● Records shown
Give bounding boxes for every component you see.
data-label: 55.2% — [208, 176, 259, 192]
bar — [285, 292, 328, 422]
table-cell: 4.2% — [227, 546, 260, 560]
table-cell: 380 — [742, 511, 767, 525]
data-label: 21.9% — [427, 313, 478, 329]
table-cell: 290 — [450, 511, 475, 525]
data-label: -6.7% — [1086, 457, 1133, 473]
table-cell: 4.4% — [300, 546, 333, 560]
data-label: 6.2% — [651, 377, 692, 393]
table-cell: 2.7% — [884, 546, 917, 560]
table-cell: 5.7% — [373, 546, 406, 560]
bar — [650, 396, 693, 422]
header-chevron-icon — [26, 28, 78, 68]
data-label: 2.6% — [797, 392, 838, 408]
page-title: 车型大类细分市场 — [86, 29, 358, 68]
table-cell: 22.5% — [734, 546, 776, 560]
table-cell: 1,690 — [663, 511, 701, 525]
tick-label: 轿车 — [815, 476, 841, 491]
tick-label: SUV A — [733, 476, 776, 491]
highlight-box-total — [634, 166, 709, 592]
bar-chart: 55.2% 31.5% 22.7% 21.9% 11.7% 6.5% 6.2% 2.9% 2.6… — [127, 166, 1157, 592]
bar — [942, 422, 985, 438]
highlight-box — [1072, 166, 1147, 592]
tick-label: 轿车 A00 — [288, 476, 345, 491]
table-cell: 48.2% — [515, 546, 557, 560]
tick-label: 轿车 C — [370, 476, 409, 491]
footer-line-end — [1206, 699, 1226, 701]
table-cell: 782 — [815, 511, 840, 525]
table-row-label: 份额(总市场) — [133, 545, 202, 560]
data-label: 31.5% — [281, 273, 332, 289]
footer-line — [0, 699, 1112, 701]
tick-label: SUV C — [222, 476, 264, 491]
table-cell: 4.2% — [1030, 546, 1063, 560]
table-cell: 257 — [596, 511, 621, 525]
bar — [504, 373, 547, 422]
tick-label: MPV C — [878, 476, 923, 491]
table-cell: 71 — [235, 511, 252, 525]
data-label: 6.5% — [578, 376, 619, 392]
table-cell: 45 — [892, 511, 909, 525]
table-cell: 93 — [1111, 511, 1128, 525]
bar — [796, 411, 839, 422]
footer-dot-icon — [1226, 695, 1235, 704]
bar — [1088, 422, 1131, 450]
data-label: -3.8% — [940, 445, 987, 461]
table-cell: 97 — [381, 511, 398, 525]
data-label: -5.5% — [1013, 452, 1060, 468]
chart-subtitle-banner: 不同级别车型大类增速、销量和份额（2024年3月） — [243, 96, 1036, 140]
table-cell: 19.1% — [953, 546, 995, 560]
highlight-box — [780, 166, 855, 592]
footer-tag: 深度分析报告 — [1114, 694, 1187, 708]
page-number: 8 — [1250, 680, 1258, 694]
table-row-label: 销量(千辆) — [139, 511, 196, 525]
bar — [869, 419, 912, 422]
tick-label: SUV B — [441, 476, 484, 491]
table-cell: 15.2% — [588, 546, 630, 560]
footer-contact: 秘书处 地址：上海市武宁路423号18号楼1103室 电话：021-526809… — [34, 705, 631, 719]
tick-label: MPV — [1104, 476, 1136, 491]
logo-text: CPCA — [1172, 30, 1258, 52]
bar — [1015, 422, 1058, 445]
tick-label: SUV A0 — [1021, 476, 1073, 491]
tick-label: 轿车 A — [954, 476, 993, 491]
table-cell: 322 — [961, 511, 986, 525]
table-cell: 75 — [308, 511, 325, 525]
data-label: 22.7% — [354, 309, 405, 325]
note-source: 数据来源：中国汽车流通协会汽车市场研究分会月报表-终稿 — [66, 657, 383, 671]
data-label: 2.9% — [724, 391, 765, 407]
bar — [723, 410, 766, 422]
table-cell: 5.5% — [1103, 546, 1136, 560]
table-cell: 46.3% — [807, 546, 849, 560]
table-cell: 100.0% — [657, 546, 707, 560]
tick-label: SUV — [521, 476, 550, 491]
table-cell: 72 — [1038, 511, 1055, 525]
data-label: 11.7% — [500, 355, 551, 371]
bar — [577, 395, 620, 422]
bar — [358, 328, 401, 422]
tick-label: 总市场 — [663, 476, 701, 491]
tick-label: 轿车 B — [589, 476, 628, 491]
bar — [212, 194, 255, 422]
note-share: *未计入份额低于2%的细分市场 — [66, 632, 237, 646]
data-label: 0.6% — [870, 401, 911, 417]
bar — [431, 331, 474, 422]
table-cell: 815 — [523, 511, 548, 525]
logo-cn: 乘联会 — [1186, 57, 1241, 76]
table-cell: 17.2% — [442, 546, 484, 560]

● Exercise directions
Copy every line of the material above verbatim, from first line to last.

● Full response
Give bounding boxes for every component you see.
data-label: 55.2% — [208, 176, 259, 192]
bar — [285, 292, 328, 422]
table-cell: 4.2% — [227, 546, 260, 560]
table-cell: 380 — [742, 511, 767, 525]
data-label: 21.9% — [427, 313, 478, 329]
table-cell: 290 — [450, 511, 475, 525]
data-label: -6.7% — [1086, 457, 1133, 473]
table-cell: 4.4% — [300, 546, 333, 560]
data-label: 6.2% — [651, 377, 692, 393]
table-cell: 2.7% — [884, 546, 917, 560]
table-cell: 5.7% — [373, 546, 406, 560]
bar — [650, 396, 693, 422]
header-chevron-icon — [26, 28, 78, 68]
data-label: 2.6% — [797, 392, 838, 408]
page-title: 车型大类细分市场 — [86, 29, 358, 68]
table-cell: 22.5% — [734, 546, 776, 560]
table-cell: 1,690 — [663, 511, 701, 525]
tick-label: 轿车 — [815, 476, 841, 491]
tick-label: SUV A — [733, 476, 776, 491]
highlight-box-total — [634, 166, 709, 592]
bar-chart: 55.2% 31.5% 22.7% 21.9% 11.7% 6.5% 6.2% 2.9% 2.6… — [127, 166, 1157, 592]
bar — [942, 422, 985, 438]
highlight-box — [1072, 166, 1147, 592]
tick-label: 轿车 A00 — [288, 476, 345, 491]
table-cell: 48.2% — [515, 546, 557, 560]
tick-label: 轿车 C — [370, 476, 409, 491]
footer-line-end — [1206, 699, 1226, 701]
table-cell: 782 — [815, 511, 840, 525]
table-row-label: 份额(总市场) — [133, 545, 202, 560]
data-label: 31.5% — [281, 273, 332, 289]
footer-line — [0, 699, 1112, 701]
tick-label: SUV C — [222, 476, 264, 491]
table-cell: 4.2% — [1030, 546, 1063, 560]
table-cell: 257 — [596, 511, 621, 525]
bar — [504, 373, 547, 422]
tick-label: MPV C — [878, 476, 923, 491]
table-cell: 71 — [235, 511, 252, 525]
data-label: 6.5% — [578, 376, 619, 392]
table-cell: 45 — [892, 511, 909, 525]
table-cell: 93 — [1111, 511, 1128, 525]
bar — [796, 411, 839, 422]
footer-dot-icon — [1226, 695, 1235, 704]
bar — [1088, 422, 1131, 450]
data-label: -3.8% — [940, 445, 987, 461]
table-cell: 97 — [381, 511, 398, 525]
data-label: -5.5% — [1013, 452, 1060, 468]
chart-subtitle-banner: 不同级别车型大类增速、销量和份额（2024年3月） — [243, 96, 1036, 140]
table-cell: 19.1% — [953, 546, 995, 560]
highlight-box — [780, 166, 855, 592]
footer-tag: 深度分析报告 — [1114, 694, 1187, 708]
page-number: 8 — [1250, 680, 1258, 694]
table-row-label: 销量(千辆) — [139, 511, 196, 525]
bar — [869, 419, 912, 422]
tick-label: SUV B — [441, 476, 484, 491]
table-cell: 15.2% — [588, 546, 630, 560]
footer-contact: 秘书处 地址：上海市武宁路423号18号楼1103室 电话：021-526809… — [34, 705, 631, 719]
tick-label: MPV — [1104, 476, 1136, 491]
logo-text: CPCA — [1172, 30, 1258, 52]
bar — [1015, 422, 1058, 445]
tick-label: SUV A0 — [1021, 476, 1073, 491]
tick-label: 轿车 A — [954, 476, 993, 491]
table-cell: 322 — [961, 511, 986, 525]
table-cell: 75 — [308, 511, 325, 525]
data-label: 22.7% — [354, 309, 405, 325]
note-source: 数据来源：中国汽车流通协会汽车市场研究分会月报表-终稿 — [66, 657, 383, 671]
data-label: 2.9% — [724, 391, 765, 407]
bar — [723, 410, 766, 422]
table-cell: 5.5% — [1103, 546, 1136, 560]
table-cell: 46.3% — [807, 546, 849, 560]
table-cell: 100.0% — [657, 546, 707, 560]
tick-label: SUV — [521, 476, 550, 491]
table-cell: 72 — [1038, 511, 1055, 525]
data-label: 11.7% — [500, 355, 551, 371]
bar — [577, 395, 620, 422]
bar — [358, 328, 401, 422]
tick-label: 总市场 — [663, 476, 701, 491]
tick-label: 轿车 B — [589, 476, 628, 491]
bar — [212, 194, 255, 422]
note-share: *未计入份额低于2%的细分市场 — [66, 632, 237, 646]
data-label: 0.6% — [870, 401, 911, 417]
bar — [431, 331, 474, 422]
table-cell: 815 — [523, 511, 548, 525]
logo-cn: 乘联会 — [1186, 57, 1241, 76]
table-cell: 17.2% — [442, 546, 484, 560]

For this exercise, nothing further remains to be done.